• [SELECTED EXTRACT]
The sequel to 2015’s Kingsman: The Secret Service is hardly more than a ritualistic exercise in the law of diminishing returns. Matthew Vaughn returns to direct, delivering a second entry guilty of nearly every violation for which subpar sequels are known. Formula is favored over invention, gags are recycled, and characterization is ignored. With a star-studded cast and undeniable thrills, the film certainly has its moments, but a pervasive sloppiness and lack of energy prevent The Golden Circle from capturing the lightning in a bottle the second time.
For those unfamiliar, Kingsman involves a secret, independent intelligence agency in Britain with manners and gadgetry to spare. In the first film, agent Harry Hart (Colin Firth) recruited young Eggsy (Taron Egerton), and lost his life to a genocidal maniac (Samuel L. Jackson). In the sequel, the Kingsman are reduced to Eggsy and agent Merlin (Mark Strong) when a peppy drug lord (Julianne Moore) destroys their facilities. The remaining Kingsman subsequently team up with the American-born Statesman, who are revealed to be nursing a hazy Harry back to health.
On its surface, the original Kingsman resembled just another classed-up, James Bond-inspired action flick. A few minutes in, however, and it was clear Matthew Vaughn had different intentions. Rather than a serviceable espionage thriller, the director used the material as a vehicle for his blend of gleeful black humor and gratuitous violence first showcased in 2010’s Kick-Ass. In addition to a terrific cast and flawless action sequences, the first Kingsman offered an exhilarating stylistic spin in the vein of Tarantino, though it certainly had its share of flaws.
With The Golden Circle, however, the rough patches are more frequent and harder to ignore. In the film’s greatest offense, Harry’s death in the first film is absurdly negated. In The Secret Service, Vaughn utilized cheeky meta-humor to mock the lack of spine in standard action-thrillers when Harry was audaciously killed in the second act. By reanimating him in The Golden Circle, however, Kingsman is no better than the rest. Not only does he now exist in a world where a head shot doesn’t guarantee death, but Firth’s groggy, amnesiac Harry lacks his crackerjack magnetism.
Though the first movie hardly qualified as a character study, it certainly had more to offer than The Golden Circle. While the 2015 film focused on Eggsy’s fatherless past, the sequel features Eggsy’s frivolous relationship with stuffy-and-stale Swedish princess Tilde (Hanna Alström). Tilde was barely involved with the first film, appearing briefly for expositional purposes before returning in the final moments to cap the film on a racy gag. The Golden Circle ludicrously treats her as a meaningful character, and her romance with Eggsy falls flat as lazy throwaway material.

• [PROVIDED DATA]
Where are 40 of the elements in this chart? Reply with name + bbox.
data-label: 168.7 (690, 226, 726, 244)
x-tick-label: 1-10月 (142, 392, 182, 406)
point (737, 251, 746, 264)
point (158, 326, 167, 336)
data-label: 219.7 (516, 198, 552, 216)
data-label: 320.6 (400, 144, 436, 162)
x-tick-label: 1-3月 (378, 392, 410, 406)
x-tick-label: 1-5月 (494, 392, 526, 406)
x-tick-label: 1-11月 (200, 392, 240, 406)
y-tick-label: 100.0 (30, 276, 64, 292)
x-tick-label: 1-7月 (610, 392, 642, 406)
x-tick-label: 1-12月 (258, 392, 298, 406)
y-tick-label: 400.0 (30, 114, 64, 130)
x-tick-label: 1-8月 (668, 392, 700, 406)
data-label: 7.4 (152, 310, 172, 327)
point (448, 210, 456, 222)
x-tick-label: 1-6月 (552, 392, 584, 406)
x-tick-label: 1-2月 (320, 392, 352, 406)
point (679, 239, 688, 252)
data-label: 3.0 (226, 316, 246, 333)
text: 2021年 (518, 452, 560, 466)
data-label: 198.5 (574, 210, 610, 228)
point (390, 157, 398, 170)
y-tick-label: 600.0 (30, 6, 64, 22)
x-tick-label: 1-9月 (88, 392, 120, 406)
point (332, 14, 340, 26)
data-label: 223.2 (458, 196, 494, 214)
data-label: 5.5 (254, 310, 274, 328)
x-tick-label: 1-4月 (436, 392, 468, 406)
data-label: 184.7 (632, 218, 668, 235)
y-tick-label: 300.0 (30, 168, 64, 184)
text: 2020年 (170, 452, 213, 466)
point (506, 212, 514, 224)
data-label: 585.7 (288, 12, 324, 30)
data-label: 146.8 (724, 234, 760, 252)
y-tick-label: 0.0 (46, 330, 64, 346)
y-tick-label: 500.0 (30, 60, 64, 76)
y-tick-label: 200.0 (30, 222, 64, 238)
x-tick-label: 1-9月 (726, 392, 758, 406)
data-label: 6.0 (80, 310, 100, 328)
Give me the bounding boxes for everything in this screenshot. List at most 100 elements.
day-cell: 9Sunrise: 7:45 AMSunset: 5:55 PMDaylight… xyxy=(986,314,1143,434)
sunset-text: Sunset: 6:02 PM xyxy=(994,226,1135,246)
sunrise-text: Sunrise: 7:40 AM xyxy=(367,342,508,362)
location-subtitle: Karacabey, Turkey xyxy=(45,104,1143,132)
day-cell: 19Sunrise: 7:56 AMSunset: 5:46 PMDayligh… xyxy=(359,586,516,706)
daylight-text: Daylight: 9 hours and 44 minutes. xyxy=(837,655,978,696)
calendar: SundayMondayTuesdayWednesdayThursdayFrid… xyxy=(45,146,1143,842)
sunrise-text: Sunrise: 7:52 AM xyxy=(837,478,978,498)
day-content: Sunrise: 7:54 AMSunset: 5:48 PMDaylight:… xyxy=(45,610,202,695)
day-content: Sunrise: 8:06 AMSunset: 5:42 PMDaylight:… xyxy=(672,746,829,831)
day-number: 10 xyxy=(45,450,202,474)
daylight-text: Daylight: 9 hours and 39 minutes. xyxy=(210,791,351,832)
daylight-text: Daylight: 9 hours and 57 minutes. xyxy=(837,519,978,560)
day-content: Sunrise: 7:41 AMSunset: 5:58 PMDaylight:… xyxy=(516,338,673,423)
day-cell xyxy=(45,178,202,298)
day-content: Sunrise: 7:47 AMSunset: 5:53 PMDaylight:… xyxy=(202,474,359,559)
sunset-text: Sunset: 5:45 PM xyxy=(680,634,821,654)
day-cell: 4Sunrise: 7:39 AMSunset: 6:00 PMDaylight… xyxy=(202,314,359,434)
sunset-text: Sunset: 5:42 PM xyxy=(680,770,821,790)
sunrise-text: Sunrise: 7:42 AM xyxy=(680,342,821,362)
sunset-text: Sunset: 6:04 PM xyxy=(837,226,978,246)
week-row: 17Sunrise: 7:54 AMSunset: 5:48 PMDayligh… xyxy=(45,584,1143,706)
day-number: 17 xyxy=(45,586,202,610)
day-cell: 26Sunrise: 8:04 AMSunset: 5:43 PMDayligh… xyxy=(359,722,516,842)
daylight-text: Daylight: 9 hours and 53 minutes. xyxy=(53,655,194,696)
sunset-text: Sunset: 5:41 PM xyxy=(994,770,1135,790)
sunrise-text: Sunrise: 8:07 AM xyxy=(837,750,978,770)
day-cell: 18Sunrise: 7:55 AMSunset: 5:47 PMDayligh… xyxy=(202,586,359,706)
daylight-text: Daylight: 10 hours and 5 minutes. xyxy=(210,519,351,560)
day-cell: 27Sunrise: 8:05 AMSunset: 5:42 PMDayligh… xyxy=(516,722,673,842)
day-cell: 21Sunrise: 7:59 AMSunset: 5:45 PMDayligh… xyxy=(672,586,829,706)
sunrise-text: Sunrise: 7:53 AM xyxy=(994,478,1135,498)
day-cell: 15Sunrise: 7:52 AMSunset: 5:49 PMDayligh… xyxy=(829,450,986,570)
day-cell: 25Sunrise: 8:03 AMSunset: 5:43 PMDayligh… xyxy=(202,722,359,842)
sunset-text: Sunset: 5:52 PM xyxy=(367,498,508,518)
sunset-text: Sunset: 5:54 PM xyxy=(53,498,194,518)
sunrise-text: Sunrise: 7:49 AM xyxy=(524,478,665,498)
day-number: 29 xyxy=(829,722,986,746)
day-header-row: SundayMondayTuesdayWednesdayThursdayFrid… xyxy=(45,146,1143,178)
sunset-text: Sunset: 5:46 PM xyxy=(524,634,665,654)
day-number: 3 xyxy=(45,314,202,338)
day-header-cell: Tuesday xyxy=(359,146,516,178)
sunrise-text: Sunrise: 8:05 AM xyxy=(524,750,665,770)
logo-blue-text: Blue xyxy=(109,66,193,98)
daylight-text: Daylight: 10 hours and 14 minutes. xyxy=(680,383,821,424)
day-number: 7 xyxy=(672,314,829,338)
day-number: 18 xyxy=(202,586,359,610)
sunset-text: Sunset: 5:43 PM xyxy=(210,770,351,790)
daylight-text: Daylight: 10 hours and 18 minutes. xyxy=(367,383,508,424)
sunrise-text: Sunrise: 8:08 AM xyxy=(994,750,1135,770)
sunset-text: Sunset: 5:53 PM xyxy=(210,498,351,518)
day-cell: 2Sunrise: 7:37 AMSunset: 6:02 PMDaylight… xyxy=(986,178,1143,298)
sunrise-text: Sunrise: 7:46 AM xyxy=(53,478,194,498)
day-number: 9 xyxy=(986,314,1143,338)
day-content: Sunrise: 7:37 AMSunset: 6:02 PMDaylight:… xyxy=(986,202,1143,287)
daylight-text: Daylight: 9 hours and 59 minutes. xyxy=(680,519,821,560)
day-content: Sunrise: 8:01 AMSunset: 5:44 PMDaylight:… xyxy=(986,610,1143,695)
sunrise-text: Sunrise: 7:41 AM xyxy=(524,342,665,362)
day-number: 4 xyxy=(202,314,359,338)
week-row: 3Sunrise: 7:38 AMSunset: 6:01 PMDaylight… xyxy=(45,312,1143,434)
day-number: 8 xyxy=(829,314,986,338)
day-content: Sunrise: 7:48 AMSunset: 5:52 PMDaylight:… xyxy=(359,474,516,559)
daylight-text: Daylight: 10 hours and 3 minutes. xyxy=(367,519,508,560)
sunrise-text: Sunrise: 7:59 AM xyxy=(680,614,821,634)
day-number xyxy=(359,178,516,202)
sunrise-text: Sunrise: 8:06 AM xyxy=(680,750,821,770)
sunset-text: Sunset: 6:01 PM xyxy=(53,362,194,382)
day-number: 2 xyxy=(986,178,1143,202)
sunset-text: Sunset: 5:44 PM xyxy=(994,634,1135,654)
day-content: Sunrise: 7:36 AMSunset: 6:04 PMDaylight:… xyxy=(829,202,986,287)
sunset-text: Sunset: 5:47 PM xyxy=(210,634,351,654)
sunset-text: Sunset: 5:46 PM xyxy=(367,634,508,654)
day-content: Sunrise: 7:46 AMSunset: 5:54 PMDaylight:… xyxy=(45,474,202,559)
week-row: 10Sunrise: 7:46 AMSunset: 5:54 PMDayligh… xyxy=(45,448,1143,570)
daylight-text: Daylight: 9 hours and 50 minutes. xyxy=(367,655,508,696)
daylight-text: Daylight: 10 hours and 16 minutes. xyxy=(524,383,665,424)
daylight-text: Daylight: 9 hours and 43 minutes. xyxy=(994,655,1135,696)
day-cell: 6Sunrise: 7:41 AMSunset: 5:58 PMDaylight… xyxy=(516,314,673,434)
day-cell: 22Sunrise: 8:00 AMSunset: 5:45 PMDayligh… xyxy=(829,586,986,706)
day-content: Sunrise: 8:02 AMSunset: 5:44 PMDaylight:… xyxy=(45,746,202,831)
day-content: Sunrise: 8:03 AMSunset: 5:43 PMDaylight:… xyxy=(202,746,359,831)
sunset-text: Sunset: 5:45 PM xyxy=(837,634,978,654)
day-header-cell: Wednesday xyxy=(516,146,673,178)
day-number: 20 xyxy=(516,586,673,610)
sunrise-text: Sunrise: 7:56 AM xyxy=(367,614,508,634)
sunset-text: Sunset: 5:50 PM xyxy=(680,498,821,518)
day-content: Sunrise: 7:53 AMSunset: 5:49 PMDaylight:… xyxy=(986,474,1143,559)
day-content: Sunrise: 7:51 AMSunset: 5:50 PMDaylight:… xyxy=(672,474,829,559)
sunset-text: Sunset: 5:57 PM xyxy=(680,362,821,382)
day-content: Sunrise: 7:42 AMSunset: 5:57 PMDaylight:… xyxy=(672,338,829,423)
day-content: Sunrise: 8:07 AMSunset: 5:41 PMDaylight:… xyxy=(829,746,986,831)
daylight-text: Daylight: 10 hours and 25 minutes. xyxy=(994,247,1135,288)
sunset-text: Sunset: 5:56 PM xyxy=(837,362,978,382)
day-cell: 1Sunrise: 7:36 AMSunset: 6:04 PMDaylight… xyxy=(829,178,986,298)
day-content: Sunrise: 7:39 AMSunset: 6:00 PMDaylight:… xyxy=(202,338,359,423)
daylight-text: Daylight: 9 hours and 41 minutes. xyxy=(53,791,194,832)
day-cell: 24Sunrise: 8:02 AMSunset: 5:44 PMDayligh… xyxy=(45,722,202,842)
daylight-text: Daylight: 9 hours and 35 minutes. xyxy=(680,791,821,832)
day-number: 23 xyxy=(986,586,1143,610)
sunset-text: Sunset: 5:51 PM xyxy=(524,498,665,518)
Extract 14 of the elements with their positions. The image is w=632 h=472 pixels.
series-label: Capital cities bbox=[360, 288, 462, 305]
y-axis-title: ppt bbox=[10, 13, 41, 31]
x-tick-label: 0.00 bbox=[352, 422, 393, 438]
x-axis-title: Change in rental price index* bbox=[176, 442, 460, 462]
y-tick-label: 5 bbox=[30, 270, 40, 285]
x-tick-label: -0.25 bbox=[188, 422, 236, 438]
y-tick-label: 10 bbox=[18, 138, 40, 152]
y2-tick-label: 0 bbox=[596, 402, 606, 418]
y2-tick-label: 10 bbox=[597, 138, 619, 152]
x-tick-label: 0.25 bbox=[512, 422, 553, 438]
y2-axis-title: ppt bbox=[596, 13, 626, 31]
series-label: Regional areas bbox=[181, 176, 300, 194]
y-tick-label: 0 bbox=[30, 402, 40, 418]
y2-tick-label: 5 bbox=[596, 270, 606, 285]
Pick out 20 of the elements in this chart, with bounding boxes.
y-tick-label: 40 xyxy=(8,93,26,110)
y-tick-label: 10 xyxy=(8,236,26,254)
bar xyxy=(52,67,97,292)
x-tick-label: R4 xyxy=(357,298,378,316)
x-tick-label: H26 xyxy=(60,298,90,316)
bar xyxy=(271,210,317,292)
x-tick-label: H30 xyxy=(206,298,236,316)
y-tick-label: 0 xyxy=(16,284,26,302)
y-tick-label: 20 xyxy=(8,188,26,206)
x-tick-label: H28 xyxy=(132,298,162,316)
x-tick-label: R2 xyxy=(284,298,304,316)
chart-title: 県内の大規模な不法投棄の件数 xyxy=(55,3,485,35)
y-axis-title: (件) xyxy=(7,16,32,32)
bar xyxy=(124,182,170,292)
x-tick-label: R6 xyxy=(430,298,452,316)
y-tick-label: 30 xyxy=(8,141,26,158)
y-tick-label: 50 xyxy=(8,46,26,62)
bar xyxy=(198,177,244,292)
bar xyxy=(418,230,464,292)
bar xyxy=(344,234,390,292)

• [EXERCISE]
Answer these questions using the review of The Golden Circle.
1. Who plays the drug lord who destroys the Kingsman facilities?
2. In which 2010 film did Matthew Vaughn first showcase his blend of black humor and violence?
3. What is Tilde's title and nationality?

• [SOLUTION TO THIS TASK]
1. Julianne Moore
2. Kick-Ass
3. She is a Swedish princess.